**Problem to work on:**
Type out the material below exactly.

**Listed entries:**
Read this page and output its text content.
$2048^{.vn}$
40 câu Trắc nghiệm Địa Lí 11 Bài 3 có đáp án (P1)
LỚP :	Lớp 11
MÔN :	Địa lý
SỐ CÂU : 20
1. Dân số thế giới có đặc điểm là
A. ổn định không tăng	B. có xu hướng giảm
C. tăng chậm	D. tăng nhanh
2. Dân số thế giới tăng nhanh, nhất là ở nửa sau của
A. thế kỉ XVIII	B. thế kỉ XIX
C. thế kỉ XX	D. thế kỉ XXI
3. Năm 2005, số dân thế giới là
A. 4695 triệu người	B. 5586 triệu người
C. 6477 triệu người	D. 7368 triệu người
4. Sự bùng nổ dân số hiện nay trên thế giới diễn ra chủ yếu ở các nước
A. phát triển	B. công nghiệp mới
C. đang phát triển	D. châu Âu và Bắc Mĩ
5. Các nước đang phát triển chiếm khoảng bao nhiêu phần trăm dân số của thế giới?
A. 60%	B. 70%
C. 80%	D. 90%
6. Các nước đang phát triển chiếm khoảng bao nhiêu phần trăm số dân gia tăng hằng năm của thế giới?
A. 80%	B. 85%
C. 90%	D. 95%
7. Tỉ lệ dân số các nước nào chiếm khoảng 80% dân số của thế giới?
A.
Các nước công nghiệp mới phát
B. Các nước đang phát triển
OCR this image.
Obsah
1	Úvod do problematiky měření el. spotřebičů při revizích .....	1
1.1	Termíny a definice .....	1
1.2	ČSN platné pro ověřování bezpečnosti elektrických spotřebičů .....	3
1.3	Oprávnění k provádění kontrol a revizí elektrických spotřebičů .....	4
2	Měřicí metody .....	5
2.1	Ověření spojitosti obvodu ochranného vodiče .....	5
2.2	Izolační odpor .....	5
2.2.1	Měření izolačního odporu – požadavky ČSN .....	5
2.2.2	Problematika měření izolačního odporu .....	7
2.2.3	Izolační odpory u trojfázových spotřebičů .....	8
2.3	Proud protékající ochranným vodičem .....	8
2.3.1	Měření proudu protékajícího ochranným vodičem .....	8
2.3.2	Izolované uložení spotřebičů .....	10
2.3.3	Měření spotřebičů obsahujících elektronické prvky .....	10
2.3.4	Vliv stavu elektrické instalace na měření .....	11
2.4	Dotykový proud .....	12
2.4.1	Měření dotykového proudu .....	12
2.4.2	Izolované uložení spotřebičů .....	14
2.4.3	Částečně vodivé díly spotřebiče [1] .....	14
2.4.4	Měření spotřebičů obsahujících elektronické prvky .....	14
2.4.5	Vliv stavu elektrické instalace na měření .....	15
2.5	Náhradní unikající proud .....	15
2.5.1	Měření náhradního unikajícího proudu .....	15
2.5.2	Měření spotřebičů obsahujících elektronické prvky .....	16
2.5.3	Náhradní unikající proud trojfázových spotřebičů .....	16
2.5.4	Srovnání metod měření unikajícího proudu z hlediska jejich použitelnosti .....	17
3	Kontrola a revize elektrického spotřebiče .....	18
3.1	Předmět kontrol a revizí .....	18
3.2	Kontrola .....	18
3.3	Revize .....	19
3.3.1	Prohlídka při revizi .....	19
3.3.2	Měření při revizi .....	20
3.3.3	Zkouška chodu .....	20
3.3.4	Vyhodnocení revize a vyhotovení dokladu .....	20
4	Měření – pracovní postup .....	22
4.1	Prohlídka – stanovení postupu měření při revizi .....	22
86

**Answer in full:**
Read this page and output its text content.
$2048^{.vn}$
40 câu Trắc nghiệm Địa Lí 11 Bài 3 có đáp án (P1)
LỚP :	Lớp 11
MÔN :	Địa lý
SỐ CÂU : 20
1. Dân số thế giới có đặc điểm là
A. ổn định không tăng	B. có xu hướng giảm
C. tăng chậm	D. tăng nhanh
2. Dân số thế giới tăng nhanh, nhất là ở nửa sau của
A. thế kỉ XVIII	B. thế kỉ XIX
C. thế kỉ XX	D. thế kỉ XXI
3. Năm 2005, số dân thế giới là
A. 4695 triệu người	B. 5586 triệu người
C. 6477 triệu người	D. 7368 triệu người
4. Sự bùng nổ dân số hiện nay trên thế giới diễn ra chủ yếu ở các nước
A. phát triển	B. công nghiệp mới
C. đang phát triển	D. châu Âu và Bắc Mĩ
5. Các nước đang phát triển chiếm khoảng bao nhiêu phần trăm dân số của thế giới?
A. 60%	B. 70%
C. 80%	D. 90%
6. Các nước đang phát triển chiếm khoảng bao nhiêu phần trăm số dân gia tăng hằng năm của thế giới?
A. 80%	B. 85%
C. 90%	D. 95%
7. Tỉ lệ dân số các nước nào chiếm khoảng 80% dân số của thế giới?
A.
Các nước công nghiệp mới phát
B. Các nước đang phát triển
OCR this image.
Obsah
1	Úvod do problematiky měření el. spotřebičů při revizích .....	1
1.1	Termíny a definice .....	1
1.2	ČSN platné pro ověřování bezpečnosti elektrických spotřebičů .....	3
1.3	Oprávnění k provádění kontrol a revizí elektrických spotřebičů .....	4
2	Měřicí metody .....	5
2.1	Ověření spojitosti obvodu ochranného vodiče .....	5
2.2	Izolační odpor .....	5
2.2.1	Měření izolačního odporu – požadavky ČSN .....	5
2.2.2	Problematika měření izolačního odporu .....	7
2.2.3	Izolační odpory u trojfázových spotřebičů .....	8
2.3	Proud protékající ochranným vodičem .....	8
2.3.1	Měření proudu protékajícího ochranným vodičem .....	8
2.3.2	Izolované uložení spotřebičů .....	10
2.3.3	Měření spotřebičů obsahujících elektronické prvky .....	10
2.3.4	Vliv stavu elektrické instalace na měření .....	11
2.4	Dotykový proud .....	12
2.4.1	Měření dotykového proudu .....	12
2.4.2	Izolované uložení spotřebičů .....	14
2.4.3	Částečně vodivé díly spotřebiče [1] .....	14
2.4.4	Měření spotřebičů obsahujících elektronické prvky .....	14
2.4.5	Vliv stavu elektrické instalace na měření .....	15
2.5	Náhradní unikající proud .....	15
2.5.1	Měření náhradního unikajícího proudu .....	15
2.5.2	Měření spotřebičů obsahujících elektronické prvky .....	16
2.5.3	Náhradní unikající proud trojfázových spotřebičů .....	16
2.5.4	Srovnání metod měření unikajícího proudu z hlediska jejich použitelnosti .....	17
3	Kontrola a revize elektrického spotřebiče .....	18
3.1	Předmět kontrol a revizí .....	18
3.2	Kontrola .....	18
3.3	Revize .....	19
3.3.1	Prohlídka při revizi .....	19
3.3.2	Měření při revizi .....	20
3.3.3	Zkouška chodu .....	20
3.3.4	Vyhodnocení revize a vyhotovení dokladu .....	20
4	Měření – pracovní postup .....	22
4.1	Prohlídka – stanovení postupu měření při revizi .....	22
86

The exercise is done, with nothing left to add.